(Task details): Extract the data exactly, missing nothing.

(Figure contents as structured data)
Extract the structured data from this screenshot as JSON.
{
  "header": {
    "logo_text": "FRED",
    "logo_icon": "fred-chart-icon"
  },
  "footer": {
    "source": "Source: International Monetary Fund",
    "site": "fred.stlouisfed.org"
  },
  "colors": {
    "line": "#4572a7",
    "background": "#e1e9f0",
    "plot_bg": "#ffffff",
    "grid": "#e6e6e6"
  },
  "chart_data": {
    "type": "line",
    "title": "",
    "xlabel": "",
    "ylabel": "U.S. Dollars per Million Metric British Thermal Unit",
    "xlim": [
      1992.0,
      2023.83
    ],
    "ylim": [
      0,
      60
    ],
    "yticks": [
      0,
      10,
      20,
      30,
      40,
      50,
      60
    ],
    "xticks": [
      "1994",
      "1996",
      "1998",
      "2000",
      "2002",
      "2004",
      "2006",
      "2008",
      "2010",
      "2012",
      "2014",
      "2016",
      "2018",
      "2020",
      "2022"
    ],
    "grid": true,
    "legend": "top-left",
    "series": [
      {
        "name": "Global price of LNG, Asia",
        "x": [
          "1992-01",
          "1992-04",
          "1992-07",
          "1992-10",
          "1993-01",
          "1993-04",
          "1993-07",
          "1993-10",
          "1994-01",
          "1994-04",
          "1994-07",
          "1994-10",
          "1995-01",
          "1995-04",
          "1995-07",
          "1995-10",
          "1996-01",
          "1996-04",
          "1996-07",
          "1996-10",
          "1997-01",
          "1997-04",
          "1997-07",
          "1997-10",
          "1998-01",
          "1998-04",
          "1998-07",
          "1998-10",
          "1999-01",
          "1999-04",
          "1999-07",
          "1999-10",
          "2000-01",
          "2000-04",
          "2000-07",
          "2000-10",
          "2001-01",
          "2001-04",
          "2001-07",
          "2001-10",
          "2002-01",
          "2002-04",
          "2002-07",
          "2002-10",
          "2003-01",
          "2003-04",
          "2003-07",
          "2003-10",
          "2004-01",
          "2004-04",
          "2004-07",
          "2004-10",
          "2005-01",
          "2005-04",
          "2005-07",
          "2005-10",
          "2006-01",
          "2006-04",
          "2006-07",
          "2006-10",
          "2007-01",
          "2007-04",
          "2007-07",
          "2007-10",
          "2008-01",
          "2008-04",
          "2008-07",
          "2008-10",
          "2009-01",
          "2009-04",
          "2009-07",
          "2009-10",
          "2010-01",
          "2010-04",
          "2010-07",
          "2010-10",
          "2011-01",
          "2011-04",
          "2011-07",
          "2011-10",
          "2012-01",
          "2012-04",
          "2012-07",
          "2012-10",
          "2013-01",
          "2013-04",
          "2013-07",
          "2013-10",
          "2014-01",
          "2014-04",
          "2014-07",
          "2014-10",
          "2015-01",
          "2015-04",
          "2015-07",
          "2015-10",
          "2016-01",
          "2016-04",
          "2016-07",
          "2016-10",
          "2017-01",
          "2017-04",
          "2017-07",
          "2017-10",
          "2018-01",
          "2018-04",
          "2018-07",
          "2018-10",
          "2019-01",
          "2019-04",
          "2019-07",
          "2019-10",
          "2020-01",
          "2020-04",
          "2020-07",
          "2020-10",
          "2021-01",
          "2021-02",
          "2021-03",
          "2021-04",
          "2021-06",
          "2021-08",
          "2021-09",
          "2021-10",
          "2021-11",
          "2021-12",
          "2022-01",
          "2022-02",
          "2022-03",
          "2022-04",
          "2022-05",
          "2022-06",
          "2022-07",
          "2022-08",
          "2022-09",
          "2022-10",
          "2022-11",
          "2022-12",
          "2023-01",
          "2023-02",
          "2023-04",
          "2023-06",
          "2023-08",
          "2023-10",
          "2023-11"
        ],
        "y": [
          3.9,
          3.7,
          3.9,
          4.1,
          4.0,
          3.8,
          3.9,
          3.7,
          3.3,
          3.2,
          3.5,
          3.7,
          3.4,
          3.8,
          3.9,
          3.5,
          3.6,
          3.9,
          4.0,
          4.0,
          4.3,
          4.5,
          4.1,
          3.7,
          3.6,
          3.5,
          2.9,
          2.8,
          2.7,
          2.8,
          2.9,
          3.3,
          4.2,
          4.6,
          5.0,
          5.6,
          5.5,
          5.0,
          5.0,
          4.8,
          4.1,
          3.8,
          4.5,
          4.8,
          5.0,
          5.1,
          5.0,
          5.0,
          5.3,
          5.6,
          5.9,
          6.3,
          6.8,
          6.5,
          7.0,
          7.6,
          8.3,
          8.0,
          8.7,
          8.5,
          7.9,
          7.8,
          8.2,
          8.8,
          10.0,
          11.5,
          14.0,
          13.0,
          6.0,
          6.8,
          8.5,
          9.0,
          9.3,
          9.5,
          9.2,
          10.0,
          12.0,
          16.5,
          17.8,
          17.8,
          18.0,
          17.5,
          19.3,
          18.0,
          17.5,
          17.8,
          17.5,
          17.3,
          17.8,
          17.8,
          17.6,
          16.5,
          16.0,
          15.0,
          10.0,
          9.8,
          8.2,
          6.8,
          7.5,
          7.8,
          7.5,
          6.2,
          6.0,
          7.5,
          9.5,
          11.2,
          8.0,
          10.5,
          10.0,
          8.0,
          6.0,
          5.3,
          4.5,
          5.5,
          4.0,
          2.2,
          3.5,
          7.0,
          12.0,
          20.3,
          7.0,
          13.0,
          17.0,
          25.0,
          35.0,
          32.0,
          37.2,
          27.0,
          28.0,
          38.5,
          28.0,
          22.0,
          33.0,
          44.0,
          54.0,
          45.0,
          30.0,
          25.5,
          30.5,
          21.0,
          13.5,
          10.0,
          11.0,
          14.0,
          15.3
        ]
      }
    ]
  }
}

(Exercise output):
Extract the structured data from this screenshot as JSON.
{
  "header": {
    "logo_text": "FRED",
    "logo_icon": "fred-chart-icon"
  },
  "footer": {
    "source": "Source: International Monetary Fund",
    "site": "fred.stlouisfed.org"
  },
  "colors": {
    "line": "#4572a7",
    "background": "#e1e9f0",
    "plot_bg": "#ffffff",
    "grid": "#e6e6e6"
  },
  "chart_data": {
    "type": "line",
    "title": "",
    "xlabel": "",
    "ylabel": "U.S. Dollars per Million Metric British Thermal Unit",
    "xlim": [
      1992.0,
      2023.83
    ],
    "ylim": [
      0,
      60
    ],
    "yticks": [
      0,
      10,
      20,
      30,
      40,
      50,
      60
    ],
    "xticks": [
      "1994",
      "1996",
      "1998",
      "2000",
      "2002",
      "2004",
      "2006",
      "2008",
      "2010",
      "2012",
      "2014",
      "2016",
      "2018",
      "2020",
      "2022"
    ],
    "grid": true,
    "legend": "top-left",
    "series": [
      {
        "name": "Global price of LNG, Asia",
        "x": [
          "1992-01",
          "1992-04",
          "1992-07",
          "1992-10",
          "1993-01",
          "1993-04",
          "1993-07",
          "1993-10",
          "1994-01",
          "1994-04",
          "1994-07",
          "1994-10",
          "1995-01",
          "1995-04",
          "1995-07",
          "1995-10",
          "1996-01",
          "1996-04",
          "1996-07",
          "1996-10",
          "1997-01",
          "1997-04",
          "1997-07",
          "1997-10",
          "1998-01",
          "1998-04",
          "1998-07",
          "1998-10",
          "1999-01",
          "1999-04",
          "1999-07",
          "1999-10",
          "2000-01",
          "2000-04",
          "2000-07",
          "2000-10",
          "2001-01",
          "2001-04",
          "2001-07",
          "2001-10",
          "2002-01",
          "2002-04",
          "2002-07",
          "2002-10",
          "2003-01",
          "2003-04",
          "2003-07",
          "2003-10",
          "2004-01",
          "2004-04",
          "2004-07",
          "2004-10",
          "2005-01",
          "2005-04",
          "2005-07",
          "2005-10",
          "2006-01",
          "2006-04",
          "2006-07",
          "2006-10",
          "2007-01",
          "2007-04",
          "2007-07",
          "2007-10",
          "2008-01",
          "2008-04",
          "2008-07",
          "2008-10",
          "2009-01",
          "2009-04",
          "2009-07",
          "2009-10",
          "2010-01",
          "2010-04",
          "2010-07",
          "2010-10",
          "2011-01",
          "2011-04",
          "2011-07",
          "2011-10",
          "2012-01",
          "2012-04",
          "2012-07",
          "2012-10",
          "2013-01",
          "2013-04",
          "2013-07",
          "2013-10",
          "2014-01",
          "2014-04",
          "2014-07",
          "2014-10",
          "2015-01",
          "2015-04",
          "2015-07",
          "2015-10",
          "2016-01",
          "2016-04",
          "2016-07",
          "2016-10",
          "2017-01",
          "2017-04",
          "2017-07",
          "2017-10",
          "2018-01",
          "2018-04",
          "2018-07",
          "2018-10",
          "2019-01",
          "2019-04",
          "2019-07",
          "2019-10",
          "2020-01",
          "2020-04",
          "2020-07",
          "2020-10",
          "2021-01",
          "2021-02",
          "2021-03",
          "2021-04",
          "2021-06",
          "2021-08",
          "2021-09",
          "2021-10",
          "2021-11",
          "2021-12",
          "2022-01",
          "2022-02",
          "2022-03",
          "2022-04",
          "2022-05",
          "2022-06",
          "2022-07",
          "2022-08",
          "2022-09",
          "2022-10",
          "2022-11",
          "2022-12",
          "2023-01",
          "2023-02",
          "2023-04",
          "2023-06",
          "2023-08",
          "2023-10",
          "2023-11"
        ],
        "y": [
          3.9,
          3.7,
          3.9,
          4.1,
          4.0,
          3.8,
          3.9,
          3.7,
          3.3,
          3.2,
          3.5,
          3.7,
          3.4,
          3.8,
          3.9,
          3.5,
          3.6,
          3.9,
          4.0,
          4.0,
          4.3,
          4.5,
          4.1,
          3.7,
          3.6,
          3.5,
          2.9,
          2.8,
          2.7,
          2.8,
          2.9,
          3.3,
          4.2,
          4.6,
          5.0,
          5.6,
          5.5,
          5.0,
          5.0,
          4.8,
          4.1,
          3.8,
          4.5,
          4.8,
          5.0,
          5.1,
          5.0,
          5.0,
          5.3,
          5.6,
          5.9,
          6.3,
          6.8,
          6.5,
          7.0,
          7.6,
          8.3,
          8.0,
          8.7,
          8.5,
          7.9,
          7.8,
          8.2,
          8.8,
          10.0,
          11.5,
          14.0,
          13.0,
          6.0,
          6.8,
          8.5,
          9.0,
          9.3,
          9.5,
          9.2,
          10.0,
          12.0,
          16.5,
          17.8,
          17.8,
          18.0,
          17.5,
          19.3,
          18.0,
          17.5,
          17.8,
          17.5,
          17.3,
          17.8,
          17.8,
          17.6,
          16.5,
          16.0,
          15.0,
          10.0,
          9.8,
          8.2,
          6.8,
          7.5,
          7.8,
          7.5,
          6.2,
          6.0,
          7.5,
          9.5,
          11.2,
          8.0,
          10.5,
          10.0,
          8.0,
          6.0,
          5.3,
          4.5,
          5.5,
          4.0,
          2.2,
          3.5,
          7.0,
          12.0,
          20.3,
          7.0,
          13.0,
          17.0,
          25.0,
          35.0,
          32.0,
          37.2,
          27.0,
          28.0,
          38.5,
          28.0,
          22.0,
          33.0,
          44.0,
          54.0,
          45.0,
          30.0,
          25.5,
          30.5,
          21.0,
          13.5,
          10.0,
          11.0,
          14.0,
          15.3
        ]
      }
    ]
  }
}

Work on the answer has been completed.